Problem statement.
Scan the records and identify every line in which the string "PMBus" occurs, then return those lines.

Records from a data collection.
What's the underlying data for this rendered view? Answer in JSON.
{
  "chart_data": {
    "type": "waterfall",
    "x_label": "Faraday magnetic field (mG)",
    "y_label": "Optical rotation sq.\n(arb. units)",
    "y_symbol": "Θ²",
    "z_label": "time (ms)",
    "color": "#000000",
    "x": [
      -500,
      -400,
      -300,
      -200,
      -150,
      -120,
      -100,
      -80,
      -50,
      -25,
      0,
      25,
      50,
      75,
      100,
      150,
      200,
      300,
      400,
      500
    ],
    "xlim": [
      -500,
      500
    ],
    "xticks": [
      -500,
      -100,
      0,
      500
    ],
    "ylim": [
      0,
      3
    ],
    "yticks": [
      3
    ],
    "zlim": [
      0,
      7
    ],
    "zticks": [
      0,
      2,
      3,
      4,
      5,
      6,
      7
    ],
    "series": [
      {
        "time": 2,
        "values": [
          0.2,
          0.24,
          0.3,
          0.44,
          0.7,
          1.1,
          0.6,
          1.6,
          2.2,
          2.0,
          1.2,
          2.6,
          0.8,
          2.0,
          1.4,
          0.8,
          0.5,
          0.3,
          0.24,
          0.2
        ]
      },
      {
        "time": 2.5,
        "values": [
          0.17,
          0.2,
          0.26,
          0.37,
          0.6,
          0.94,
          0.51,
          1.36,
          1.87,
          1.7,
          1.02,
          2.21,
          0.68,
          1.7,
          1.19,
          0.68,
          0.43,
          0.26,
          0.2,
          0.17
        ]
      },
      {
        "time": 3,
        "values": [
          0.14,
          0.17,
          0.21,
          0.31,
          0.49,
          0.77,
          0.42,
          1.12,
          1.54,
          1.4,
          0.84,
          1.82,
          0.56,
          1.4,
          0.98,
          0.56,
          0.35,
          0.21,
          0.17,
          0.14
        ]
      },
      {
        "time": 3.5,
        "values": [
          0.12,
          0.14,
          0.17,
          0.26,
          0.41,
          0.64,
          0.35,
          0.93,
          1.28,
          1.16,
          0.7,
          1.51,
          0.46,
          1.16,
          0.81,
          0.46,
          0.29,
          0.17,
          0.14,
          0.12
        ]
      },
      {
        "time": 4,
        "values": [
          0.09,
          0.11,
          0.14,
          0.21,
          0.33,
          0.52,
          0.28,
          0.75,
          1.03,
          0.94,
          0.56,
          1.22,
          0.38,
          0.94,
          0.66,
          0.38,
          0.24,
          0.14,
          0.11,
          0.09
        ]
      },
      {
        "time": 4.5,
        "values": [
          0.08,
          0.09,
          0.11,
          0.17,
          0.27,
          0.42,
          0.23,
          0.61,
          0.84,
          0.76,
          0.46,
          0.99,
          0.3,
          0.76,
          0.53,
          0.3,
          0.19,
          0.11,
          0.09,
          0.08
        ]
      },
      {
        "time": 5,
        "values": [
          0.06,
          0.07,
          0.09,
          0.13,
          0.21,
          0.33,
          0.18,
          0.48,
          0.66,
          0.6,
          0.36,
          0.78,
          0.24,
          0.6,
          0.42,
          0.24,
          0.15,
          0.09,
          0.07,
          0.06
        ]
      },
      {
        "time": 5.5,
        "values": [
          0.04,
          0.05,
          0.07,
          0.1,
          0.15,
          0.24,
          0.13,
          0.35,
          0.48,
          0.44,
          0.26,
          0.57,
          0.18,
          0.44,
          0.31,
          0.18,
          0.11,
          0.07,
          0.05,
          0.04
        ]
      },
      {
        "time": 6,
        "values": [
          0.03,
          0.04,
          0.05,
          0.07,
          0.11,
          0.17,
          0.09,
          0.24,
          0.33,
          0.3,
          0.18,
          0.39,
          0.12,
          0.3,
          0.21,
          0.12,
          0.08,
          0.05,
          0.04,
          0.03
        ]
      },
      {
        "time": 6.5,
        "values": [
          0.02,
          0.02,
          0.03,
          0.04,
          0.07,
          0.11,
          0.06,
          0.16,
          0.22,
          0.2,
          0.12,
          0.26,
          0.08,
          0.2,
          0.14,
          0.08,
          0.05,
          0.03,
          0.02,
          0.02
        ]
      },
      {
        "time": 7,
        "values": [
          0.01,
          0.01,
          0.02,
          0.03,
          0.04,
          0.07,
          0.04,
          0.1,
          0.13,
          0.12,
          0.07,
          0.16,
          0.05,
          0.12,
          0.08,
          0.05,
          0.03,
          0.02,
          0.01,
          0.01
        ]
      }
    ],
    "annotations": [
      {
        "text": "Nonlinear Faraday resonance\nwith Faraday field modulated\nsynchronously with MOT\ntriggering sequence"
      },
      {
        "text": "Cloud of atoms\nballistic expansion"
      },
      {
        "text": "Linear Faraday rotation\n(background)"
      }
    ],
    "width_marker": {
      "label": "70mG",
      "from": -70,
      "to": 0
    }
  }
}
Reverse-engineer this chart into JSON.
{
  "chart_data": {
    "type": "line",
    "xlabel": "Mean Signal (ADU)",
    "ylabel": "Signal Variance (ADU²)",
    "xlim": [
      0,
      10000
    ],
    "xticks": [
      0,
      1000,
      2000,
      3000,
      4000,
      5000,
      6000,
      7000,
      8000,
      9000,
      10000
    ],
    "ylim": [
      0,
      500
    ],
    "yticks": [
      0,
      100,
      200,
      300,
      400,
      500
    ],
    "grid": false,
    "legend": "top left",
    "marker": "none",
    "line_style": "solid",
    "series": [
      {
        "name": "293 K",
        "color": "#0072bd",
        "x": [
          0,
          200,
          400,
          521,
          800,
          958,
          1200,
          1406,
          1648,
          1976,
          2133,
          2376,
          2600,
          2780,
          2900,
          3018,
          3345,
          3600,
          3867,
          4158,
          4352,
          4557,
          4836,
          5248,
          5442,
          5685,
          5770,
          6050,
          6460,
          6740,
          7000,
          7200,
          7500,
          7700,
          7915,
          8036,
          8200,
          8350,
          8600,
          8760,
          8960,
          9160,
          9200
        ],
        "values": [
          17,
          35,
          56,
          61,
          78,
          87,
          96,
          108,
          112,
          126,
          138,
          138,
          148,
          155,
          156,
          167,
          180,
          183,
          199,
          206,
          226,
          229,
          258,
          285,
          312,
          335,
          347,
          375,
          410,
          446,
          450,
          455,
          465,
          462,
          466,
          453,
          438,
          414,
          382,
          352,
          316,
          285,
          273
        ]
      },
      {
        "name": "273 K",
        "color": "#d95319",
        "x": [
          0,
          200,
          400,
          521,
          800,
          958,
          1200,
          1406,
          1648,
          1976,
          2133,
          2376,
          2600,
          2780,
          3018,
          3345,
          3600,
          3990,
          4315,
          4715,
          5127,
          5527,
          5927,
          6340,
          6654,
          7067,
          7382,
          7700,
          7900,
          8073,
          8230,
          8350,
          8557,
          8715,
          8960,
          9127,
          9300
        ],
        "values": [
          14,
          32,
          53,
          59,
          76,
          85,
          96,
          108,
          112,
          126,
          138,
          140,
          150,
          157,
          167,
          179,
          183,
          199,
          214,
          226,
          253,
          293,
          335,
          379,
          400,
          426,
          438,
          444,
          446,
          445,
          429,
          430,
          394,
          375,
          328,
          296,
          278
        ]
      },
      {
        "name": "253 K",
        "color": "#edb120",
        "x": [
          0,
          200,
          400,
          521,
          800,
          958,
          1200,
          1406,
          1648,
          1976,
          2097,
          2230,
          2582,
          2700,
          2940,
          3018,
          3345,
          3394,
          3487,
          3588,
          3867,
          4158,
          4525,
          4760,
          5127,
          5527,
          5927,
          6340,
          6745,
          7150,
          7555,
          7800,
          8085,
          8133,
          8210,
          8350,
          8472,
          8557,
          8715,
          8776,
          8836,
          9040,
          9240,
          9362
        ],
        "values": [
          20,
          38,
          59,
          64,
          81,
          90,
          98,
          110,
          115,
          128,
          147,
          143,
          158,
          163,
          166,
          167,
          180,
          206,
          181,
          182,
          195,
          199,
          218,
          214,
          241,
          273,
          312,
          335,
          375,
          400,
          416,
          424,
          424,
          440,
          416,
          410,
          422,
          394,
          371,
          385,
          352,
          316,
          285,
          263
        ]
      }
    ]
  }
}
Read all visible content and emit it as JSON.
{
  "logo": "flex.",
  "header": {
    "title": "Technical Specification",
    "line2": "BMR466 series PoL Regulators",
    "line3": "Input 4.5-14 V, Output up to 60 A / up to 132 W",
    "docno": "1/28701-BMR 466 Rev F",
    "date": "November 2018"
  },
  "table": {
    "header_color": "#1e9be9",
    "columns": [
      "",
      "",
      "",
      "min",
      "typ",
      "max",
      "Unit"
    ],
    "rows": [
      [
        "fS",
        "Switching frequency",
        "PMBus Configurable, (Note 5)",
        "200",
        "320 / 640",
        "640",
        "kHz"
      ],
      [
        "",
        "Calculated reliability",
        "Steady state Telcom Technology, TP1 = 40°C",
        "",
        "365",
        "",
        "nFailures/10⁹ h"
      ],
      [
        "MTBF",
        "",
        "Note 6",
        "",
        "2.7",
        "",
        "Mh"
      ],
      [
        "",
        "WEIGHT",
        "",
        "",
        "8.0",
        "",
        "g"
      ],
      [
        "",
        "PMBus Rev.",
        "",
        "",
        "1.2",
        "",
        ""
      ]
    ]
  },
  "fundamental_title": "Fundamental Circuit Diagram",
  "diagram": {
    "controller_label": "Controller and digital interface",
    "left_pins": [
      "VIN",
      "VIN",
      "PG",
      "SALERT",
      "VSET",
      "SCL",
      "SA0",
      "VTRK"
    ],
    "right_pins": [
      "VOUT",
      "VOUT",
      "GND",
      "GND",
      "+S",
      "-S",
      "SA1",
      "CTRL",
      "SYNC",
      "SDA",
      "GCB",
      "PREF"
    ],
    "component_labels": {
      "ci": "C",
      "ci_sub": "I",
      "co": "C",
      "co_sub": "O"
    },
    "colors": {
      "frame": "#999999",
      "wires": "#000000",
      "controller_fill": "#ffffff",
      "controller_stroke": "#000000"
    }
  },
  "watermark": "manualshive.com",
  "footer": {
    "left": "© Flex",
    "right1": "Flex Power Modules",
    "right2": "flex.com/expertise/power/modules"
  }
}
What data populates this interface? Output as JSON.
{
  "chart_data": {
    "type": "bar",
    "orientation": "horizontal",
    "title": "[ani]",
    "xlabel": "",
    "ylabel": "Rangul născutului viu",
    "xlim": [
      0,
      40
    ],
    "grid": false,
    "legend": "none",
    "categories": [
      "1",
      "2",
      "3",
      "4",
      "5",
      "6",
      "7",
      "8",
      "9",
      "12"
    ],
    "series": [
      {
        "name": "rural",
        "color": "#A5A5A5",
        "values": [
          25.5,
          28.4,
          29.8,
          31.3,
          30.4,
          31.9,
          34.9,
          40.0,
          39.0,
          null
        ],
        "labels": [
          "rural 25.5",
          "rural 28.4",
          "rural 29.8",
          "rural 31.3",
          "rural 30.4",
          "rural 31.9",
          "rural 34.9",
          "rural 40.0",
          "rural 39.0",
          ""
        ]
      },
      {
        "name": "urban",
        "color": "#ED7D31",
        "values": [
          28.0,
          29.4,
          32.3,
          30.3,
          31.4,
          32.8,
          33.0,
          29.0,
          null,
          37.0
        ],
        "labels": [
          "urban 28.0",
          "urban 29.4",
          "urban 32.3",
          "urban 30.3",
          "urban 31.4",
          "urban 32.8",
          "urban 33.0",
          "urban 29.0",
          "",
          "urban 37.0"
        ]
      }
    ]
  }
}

Correct result.
        "PMBus Configurable, (Note 5)",
        "PMBus Rev.",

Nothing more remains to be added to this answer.